Dataset rows
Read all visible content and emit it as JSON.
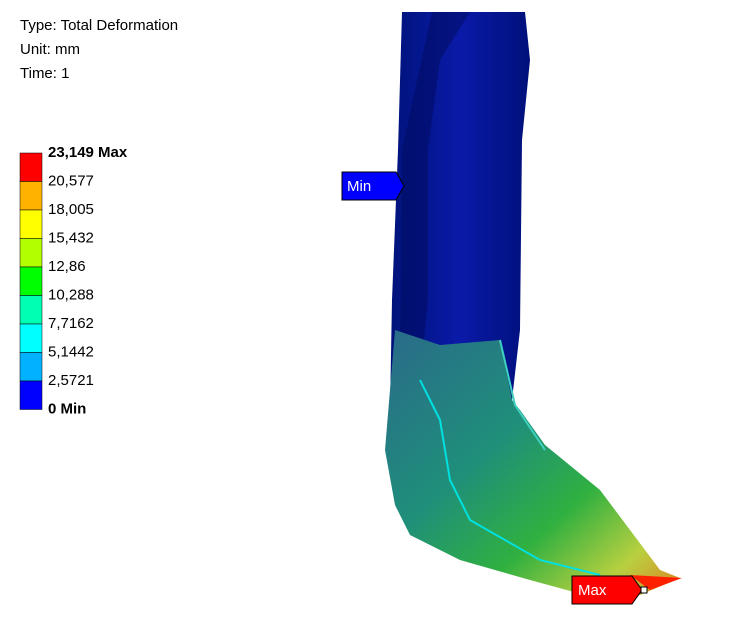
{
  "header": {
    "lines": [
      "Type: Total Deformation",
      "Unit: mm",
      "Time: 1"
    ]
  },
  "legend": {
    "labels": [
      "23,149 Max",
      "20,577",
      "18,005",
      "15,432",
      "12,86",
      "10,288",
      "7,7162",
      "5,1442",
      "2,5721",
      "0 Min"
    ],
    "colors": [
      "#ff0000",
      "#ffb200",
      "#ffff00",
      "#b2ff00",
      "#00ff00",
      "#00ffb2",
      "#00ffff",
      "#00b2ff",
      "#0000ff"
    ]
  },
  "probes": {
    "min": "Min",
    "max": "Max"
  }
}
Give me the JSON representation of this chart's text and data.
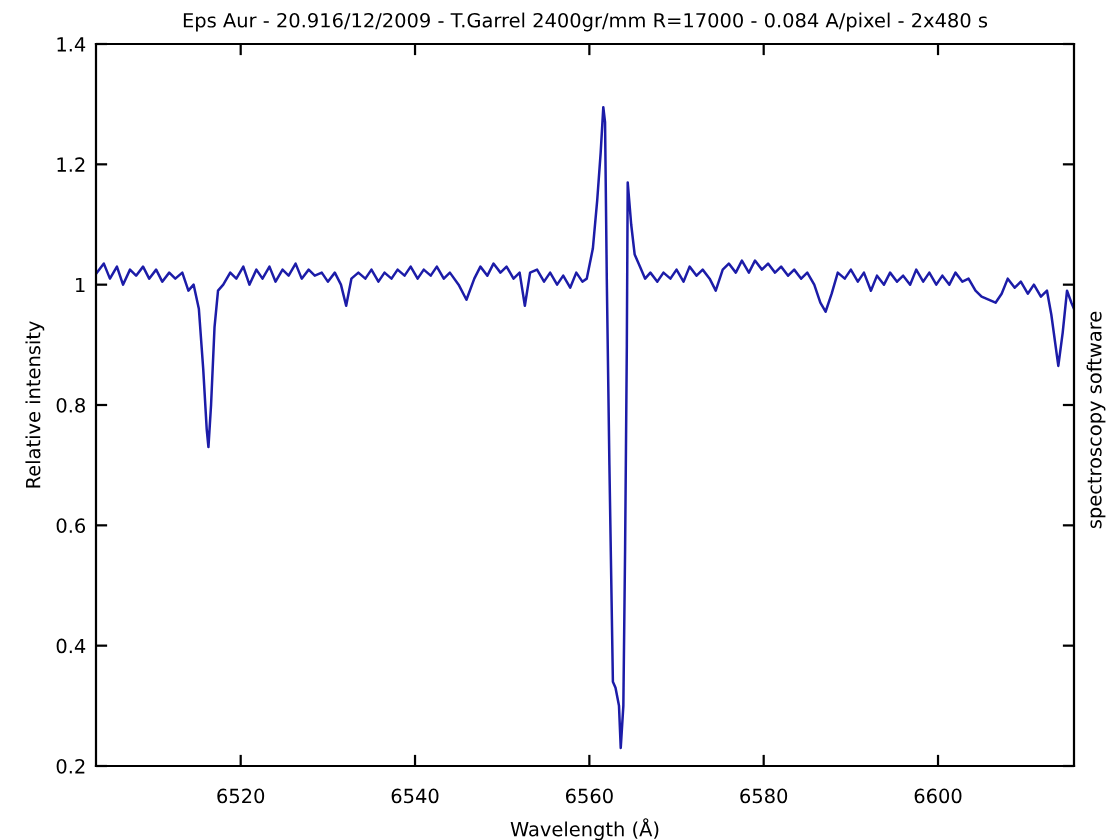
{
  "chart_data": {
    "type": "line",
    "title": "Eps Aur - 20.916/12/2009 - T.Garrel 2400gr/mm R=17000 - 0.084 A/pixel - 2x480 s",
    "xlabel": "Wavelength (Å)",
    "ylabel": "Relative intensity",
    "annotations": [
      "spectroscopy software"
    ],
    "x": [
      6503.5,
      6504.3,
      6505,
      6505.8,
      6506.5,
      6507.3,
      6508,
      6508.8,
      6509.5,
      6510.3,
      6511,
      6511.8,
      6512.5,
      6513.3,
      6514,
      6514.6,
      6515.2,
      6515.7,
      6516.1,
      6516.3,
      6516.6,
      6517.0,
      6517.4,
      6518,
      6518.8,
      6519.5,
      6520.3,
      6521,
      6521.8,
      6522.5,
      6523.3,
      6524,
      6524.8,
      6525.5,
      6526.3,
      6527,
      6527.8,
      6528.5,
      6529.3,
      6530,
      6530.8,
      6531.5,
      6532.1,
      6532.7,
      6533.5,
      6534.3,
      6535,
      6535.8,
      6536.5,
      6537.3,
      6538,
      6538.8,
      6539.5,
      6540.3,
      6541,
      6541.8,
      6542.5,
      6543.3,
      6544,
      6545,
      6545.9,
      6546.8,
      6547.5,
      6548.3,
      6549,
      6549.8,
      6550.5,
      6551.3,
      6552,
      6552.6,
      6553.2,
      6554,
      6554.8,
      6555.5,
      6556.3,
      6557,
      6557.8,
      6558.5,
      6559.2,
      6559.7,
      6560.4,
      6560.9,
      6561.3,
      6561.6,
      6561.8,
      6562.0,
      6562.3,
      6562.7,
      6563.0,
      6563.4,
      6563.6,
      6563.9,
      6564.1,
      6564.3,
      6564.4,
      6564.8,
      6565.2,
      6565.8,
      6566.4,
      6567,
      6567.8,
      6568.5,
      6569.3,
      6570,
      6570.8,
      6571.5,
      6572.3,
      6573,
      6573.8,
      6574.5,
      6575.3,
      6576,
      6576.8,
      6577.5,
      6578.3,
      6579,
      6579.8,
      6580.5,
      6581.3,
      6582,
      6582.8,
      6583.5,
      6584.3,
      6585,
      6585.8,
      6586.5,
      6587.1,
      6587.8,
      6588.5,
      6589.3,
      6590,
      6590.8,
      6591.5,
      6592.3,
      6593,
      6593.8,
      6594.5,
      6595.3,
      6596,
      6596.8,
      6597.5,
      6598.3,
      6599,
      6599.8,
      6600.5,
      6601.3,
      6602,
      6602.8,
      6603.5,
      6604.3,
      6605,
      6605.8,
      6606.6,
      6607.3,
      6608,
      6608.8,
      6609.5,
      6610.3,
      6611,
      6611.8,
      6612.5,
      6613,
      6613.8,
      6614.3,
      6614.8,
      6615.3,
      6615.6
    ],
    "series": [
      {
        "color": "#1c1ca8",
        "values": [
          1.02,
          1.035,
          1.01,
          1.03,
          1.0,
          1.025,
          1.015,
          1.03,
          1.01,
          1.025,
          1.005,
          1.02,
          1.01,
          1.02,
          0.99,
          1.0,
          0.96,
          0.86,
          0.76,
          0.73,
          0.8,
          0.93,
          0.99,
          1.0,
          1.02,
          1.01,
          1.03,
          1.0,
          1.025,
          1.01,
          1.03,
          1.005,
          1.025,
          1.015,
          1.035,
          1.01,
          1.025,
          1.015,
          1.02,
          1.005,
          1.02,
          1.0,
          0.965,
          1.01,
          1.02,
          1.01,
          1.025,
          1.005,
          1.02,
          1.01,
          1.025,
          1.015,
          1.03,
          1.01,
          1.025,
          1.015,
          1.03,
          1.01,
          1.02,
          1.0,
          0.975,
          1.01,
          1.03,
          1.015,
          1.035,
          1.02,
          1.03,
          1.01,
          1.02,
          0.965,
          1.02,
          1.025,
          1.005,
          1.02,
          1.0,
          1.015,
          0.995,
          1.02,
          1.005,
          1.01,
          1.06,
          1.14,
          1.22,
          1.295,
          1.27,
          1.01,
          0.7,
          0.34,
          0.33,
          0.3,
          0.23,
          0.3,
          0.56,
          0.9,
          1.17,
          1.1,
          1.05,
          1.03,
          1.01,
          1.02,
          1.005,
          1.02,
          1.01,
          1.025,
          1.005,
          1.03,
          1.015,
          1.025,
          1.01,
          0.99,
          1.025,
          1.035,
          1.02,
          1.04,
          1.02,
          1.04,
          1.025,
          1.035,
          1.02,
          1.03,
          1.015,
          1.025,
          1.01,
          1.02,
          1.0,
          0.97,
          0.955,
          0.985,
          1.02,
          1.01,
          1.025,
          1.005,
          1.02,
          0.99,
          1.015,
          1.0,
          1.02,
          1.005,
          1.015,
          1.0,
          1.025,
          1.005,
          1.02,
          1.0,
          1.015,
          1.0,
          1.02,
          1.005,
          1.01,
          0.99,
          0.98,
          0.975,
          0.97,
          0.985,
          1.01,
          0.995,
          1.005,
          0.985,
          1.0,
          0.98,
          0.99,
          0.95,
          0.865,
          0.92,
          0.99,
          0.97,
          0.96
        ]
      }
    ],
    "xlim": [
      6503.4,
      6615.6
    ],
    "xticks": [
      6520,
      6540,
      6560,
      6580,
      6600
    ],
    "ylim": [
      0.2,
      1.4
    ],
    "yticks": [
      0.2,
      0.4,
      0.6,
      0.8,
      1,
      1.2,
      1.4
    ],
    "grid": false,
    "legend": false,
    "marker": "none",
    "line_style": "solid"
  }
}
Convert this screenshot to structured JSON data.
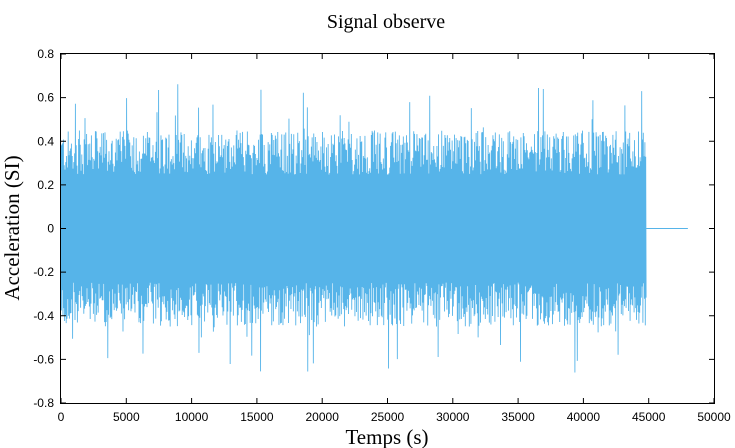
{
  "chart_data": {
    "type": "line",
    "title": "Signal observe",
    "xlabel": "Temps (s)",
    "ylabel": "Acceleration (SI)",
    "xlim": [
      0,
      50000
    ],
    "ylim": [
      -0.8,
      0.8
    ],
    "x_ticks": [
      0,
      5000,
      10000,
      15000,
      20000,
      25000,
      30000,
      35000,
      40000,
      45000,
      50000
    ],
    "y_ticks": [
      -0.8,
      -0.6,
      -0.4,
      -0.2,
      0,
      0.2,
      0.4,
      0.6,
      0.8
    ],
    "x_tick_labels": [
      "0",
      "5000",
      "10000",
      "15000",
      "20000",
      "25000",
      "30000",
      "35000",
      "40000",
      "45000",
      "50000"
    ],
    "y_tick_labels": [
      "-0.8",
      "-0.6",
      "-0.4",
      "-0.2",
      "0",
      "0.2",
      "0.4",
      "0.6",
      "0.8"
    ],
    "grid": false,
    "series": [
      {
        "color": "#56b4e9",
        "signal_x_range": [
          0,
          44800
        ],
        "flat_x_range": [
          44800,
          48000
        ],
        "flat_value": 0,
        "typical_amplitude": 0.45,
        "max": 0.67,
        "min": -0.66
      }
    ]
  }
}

What the task requires: The listing above needs to be output again exactly. Don't include the pictures.

Expected output:
Read all visible content and emit it as JSON.
{
  "header": {
    "lines": [
      "Type: Total Deformation",
      "Unit: mm",
      "Time: 1"
    ]
  },
  "legend": {
    "labels": [
      "23,149 Max",
      "20,577",
      "18,005",
      "15,432",
      "12,86",
      "10,288",
      "7,7162",
      "5,1442",
      "2,5721",
      "0 Min"
    ],
    "colors": [
      "#ff0000",
      "#ffb200",
      "#ffff00",
      "#b2ff00",
      "#00ff00",
      "#00ffb2",
      "#00ffff",
      "#00b2ff",
      "#0000ff"
    ]
  },
  "probes": {
    "min": "Min",
    "max": "Max"
  }
}
Give me the JSON representation of this chart's text and data.
{
  "chart_data": {
    "type": "line",
    "title": "Eps Aur - 20.916/12/2009 - T.Garrel 2400gr/mm R=17000 - 0.084 A/pixel - 2x480 s",
    "xlabel": "Wavelength (Å)",
    "ylabel": "Relative intensity",
    "annotations": [
      "spectroscopy software"
    ],
    "x": [
      6503.5,
      6504.3,
      6505,
      6505.8,
      6506.5,
      6507.3,
      6508,
      6508.8,
      6509.5,
      6510.3,
      6511,
      6511.8,
      6512.5,
      6513.3,
      6514,
      6514.6,
      6515.2,
      6515.7,
      6516.1,
      6516.3,
      6516.6,
      6517.0,
      6517.4,
      6518,
      6518.8,
      6519.5,
      6520.3,
      6521,
      6521.8,
      6522.5,
      6523.3,
      6524,
      6524.8,
      6525.5,
      6526.3,
      6527,
      6527.8,
      6528.5,
      6529.3,
      6530,
      6530.8,
      6531.5,
      6532.1,
      6532.7,
      6533.5,
      6534.3,
      6535,
      6535.8,
      6536.5,
      6537.3,
      6538,
      6538.8,
      6539.5,
      6540.3,
      6541,
      6541.8,
      6542.5,
      6543.3,
      6544,
      6545,
      6545.9,
      6546.8,
      6547.5,
      6548.3,
      6549,
      6549.8,
      6550.5,
      6551.3,
      6552,
      6552.6,
      6553.2,
      6554,
      6554.8,
      6555.5,
      6556.3,
      6557,
      6557.8,
      6558.5,
      6559.2,
      6559.7,
      6560.4,
      6560.9,
      6561.3,
      6561.6,
      6561.8,
      6562.0,
      6562.3,
      6562.7,
      6563.0,
      6563.4,
      6563.6,
      6563.9,
      6564.1,
      6564.3,
      6564.4,
      6564.8,
      6565.2,
      6565.8,
      6566.4,
      6567,
      6567.8,
      6568.5,
      6569.3,
      6570,
      6570.8,
      6571.5,
      6572.3,
      6573,
      6573.8,
      6574.5,
      6575.3,
      6576,
      6576.8,
      6577.5,
      6578.3,
      6579,
      6579.8,
      6580.5,
      6581.3,
      6582,
      6582.8,
      6583.5,
      6584.3,
      6585,
      6585.8,
      6586.5,
      6587.1,
      6587.8,
      6588.5,
      6589.3,
      6590,
      6590.8,
      6591.5,
      6592.3,
      6593,
      6593.8,
      6594.5,
      6595.3,
      6596,
      6596.8,
      6597.5,
      6598.3,
      6599,
      6599.8,
      6600.5,
      6601.3,
      6602,
      6602.8,
      6603.5,
      6604.3,
      6605,
      6605.8,
      6606.6,
      6607.3,
      6608,
      6608.8,
      6609.5,
      6610.3,
      6611,
      6611.8,
      6612.5,
      6613,
      6613.8,
      6614.3,
      6614.8,
      6615.3,
      6615.6
    ],
    "series": [
      {
        "color": "#1c1ca8",
        "values": [
          1.02,
          1.035,
          1.01,
          1.03,
          1.0,
          1.025,
          1.015,
          1.03,
          1.01,
          1.025,
          1.005,
          1.02,
          1.01,
          1.02,
          0.99,
          1.0,
          0.96,
          0.86,
          0.76,
          0.73,
          0.8,
          0.93,
          0.99,
          1.0,
          1.02,
          1.01,
          1.03,
          1.0,
          1.025,
          1.01,
          1.03,
          1.005,
          1.025,
          1.015,
          1.035,
          1.01,
          1.025,
          1.015,
          1.02,
          1.005,
          1.02,
          1.0,
          0.965,
          1.01,
          1.02,
          1.01,
          1.025,
          1.005,
          1.02,
          1.01,
          1.025,
          1.015,
          1.03,
          1.01,
          1.025,
          1.015,
          1.03,
          1.01,
          1.02,
          1.0,
          0.975,
          1.01,
          1.03,
          1.015,
          1.035,
          1.02,
          1.03,
          1.01,
          1.02,
          0.965,
          1.02,
          1.025,
          1.005,
          1.02,
          1.0,
          1.015,
          0.995,
          1.02,
          1.005,
          1.01,
          1.06,
          1.14,
          1.22,
          1.295,
          1.27,
          1.01,
          0.7,
          0.34,
          0.33,
          0.3,
          0.23,
          0.3,
          0.56,
          0.9,
          1.17,
          1.1,
          1.05,
          1.03,
          1.01,
          1.02,
          1.005,
          1.02,
          1.01,
          1.025,
          1.005,
          1.03,
          1.015,
          1.025,
          1.01,
          0.99,
          1.025,
          1.035,
          1.02,
          1.04,
          1.02,
          1.04,
          1.025,
          1.035,
          1.02,
          1.03,
          1.015,
          1.025,
          1.01,
          1.02,
          1.0,
          0.97,
          0.955,
          0.985,
          1.02,
          1.01,
          1.025,
          1.005,
          1.02,
          0.99,
          1.015,
          1.0,
          1.02,
          1.005,
          1.015,
          1.0,
          1.025,
          1.005,
          1.02,
          1.0,
          1.015,
          1.0,
          1.02,
          1.005,
          1.01,
          0.99,
          0.98,
          0.975,
          0.97,
          0.985,
          1.01,
          0.995,
          1.005,
          0.985,
          1.0,
          0.98,
          0.99,
          0.95,
          0.865,
          0.92,
          0.99,
          0.97,
          0.96
        ]
      }
    ],
    "xlim": [
      6503.4,
      6615.6
    ],
    "xticks": [
      6520,
      6540,
      6560,
      6580,
      6600
    ],
    "ylim": [
      0.2,
      1.4
    ],
    "yticks": [
      0.2,
      0.4,
      0.6,
      0.8,
      1,
      1.2,
      1.4
    ],
    "grid": false,
    "legend": false,
    "marker": "none",
    "line_style": "solid"
  }
}
Convert this screenshot to structured JSON data.
{
  "chart_data": {
    "type": "line",
    "title": "Signal observe",
    "xlabel": "Temps (s)",
    "ylabel": "Acceleration (SI)",
    "xlim": [
      0,
      50000
    ],
    "ylim": [
      -0.8,
      0.8
    ],
    "x_ticks": [
      0,
      5000,
      10000,
      15000,
      20000,
      25000,
      30000,
      35000,
      40000,
      45000,
      50000
    ],
    "y_ticks": [
      -0.8,
      -0.6,
      -0.4,
      -0.2,
      0,
      0.2,
      0.4,
      0.6,
      0.8
    ],
    "x_tick_labels": [
      "0",
      "5000",
      "10000",
      "15000",
      "20000",
      "25000",
      "30000",
      "35000",
      "40000",
      "45000",
      "50000"
    ],
    "y_tick_labels": [
      "-0.8",
      "-0.6",
      "-0.4",
      "-0.2",
      "0",
      "0.2",
      "0.4",
      "0.6",
      "0.8"
    ],
    "grid": false,
    "series": [
      {
        "color": "#56b4e9",
        "signal_x_range": [
          0,
          44800
        ],
        "flat_x_range": [
          44800,
          48000
        ],
        "flat_value": 0,
        "typical_amplitude": 0.45,
        "max": 0.67,
        "min": -0.66
      }
    ]
  }
}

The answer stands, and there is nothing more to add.